START
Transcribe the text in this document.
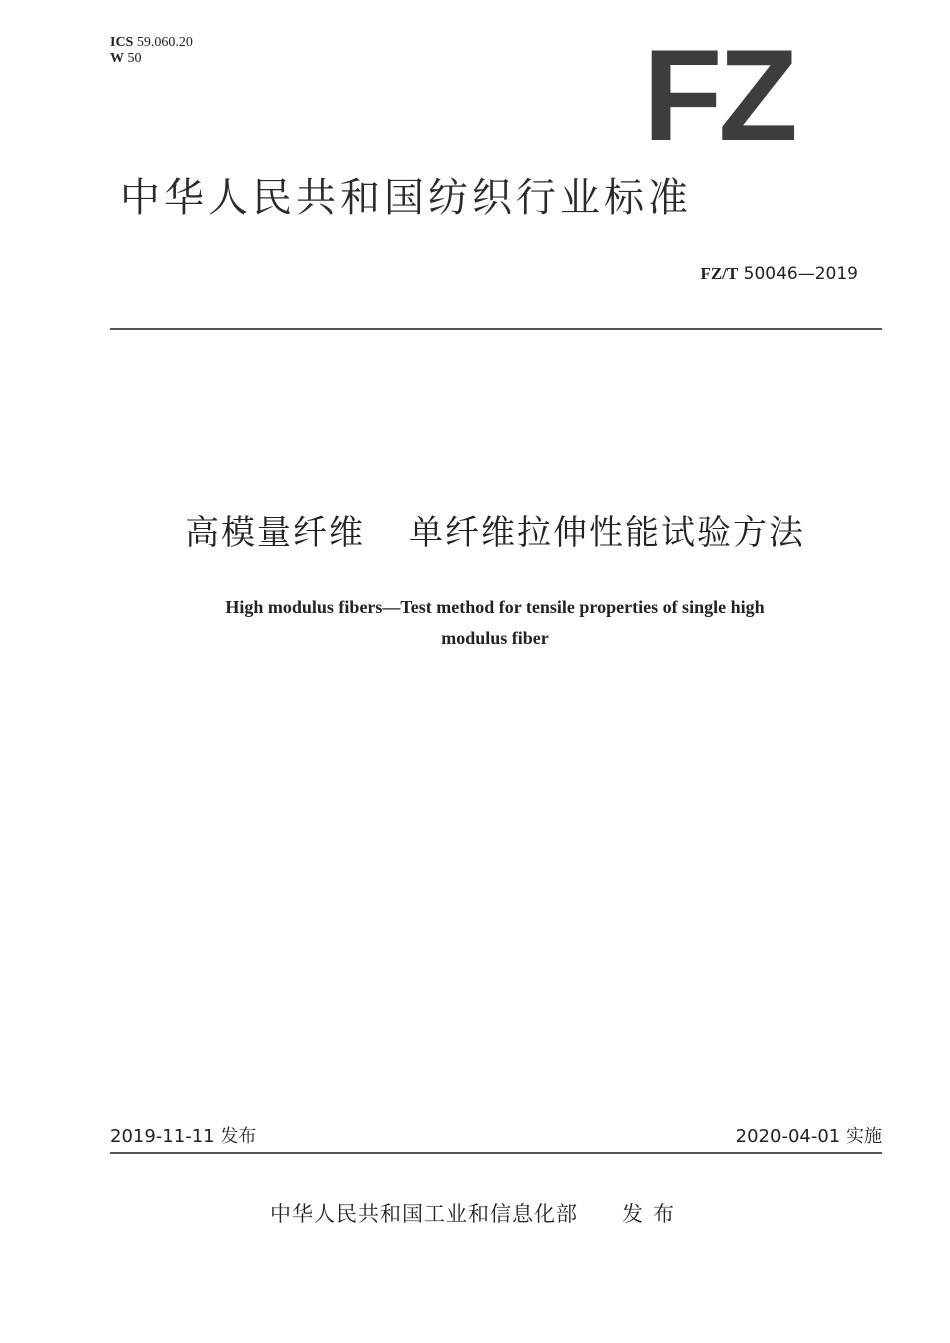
ICS 59.060.20
W 50	FZ
中华人民共和国纺织行业标准
FZ/T 50046—2019
高模量纤维 单纤维拉伸性能试验方法
High modulus fibers—Test method for tensile properties of single high
modulus fiber
2019-11-11 发布	2020-04-01 实施
中华人民共和国工业和信息化部 发布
END
Find each line holding the string "modulus" and copy it out.

High modulus fibers—Test method for tensile properties of single high
modulus fiber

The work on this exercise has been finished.